§ What you are asked to do: Go through the material and pull out every line with the string "就成为我" in it.

A run of records:
—————
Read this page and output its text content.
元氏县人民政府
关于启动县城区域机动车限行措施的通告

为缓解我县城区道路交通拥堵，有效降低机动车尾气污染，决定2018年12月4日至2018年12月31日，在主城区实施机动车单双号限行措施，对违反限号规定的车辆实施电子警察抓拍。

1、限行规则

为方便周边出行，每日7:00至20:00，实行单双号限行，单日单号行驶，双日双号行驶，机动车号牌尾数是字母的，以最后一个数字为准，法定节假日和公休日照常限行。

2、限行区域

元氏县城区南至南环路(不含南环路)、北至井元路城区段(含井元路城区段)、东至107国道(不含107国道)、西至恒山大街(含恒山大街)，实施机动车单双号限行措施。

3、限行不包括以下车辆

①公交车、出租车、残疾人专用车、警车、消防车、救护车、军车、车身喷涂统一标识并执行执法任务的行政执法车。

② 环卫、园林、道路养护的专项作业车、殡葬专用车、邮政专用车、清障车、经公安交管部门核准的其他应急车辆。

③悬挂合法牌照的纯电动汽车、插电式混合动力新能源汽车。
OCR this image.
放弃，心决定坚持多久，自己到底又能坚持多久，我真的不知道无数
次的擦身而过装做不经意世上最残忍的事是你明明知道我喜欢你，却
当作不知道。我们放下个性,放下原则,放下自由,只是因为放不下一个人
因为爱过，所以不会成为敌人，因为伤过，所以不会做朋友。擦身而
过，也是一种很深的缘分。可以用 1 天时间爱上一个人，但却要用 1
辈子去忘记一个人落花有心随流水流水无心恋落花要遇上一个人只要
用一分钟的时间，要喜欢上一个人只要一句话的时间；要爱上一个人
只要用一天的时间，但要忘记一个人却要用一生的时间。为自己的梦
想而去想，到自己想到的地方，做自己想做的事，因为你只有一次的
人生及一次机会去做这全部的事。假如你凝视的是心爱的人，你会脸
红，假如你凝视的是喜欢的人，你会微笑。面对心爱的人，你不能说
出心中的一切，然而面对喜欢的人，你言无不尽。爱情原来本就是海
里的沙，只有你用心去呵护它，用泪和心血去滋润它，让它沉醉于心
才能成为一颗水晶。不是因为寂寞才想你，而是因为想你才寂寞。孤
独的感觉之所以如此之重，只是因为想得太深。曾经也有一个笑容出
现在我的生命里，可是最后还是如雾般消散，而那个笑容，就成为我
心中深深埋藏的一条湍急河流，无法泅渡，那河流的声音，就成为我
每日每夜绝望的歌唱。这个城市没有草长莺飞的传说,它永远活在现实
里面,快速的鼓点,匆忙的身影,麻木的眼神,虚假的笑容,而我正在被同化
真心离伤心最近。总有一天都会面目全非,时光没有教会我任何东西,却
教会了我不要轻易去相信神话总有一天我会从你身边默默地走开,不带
—————
§ Answer for the task:
现在我的生命里，可是最后还是如雾般消散，而那个笑容，就成为我
心中深深埋藏的一条湍急河流，无法泅渡，那河流的声音，就成为我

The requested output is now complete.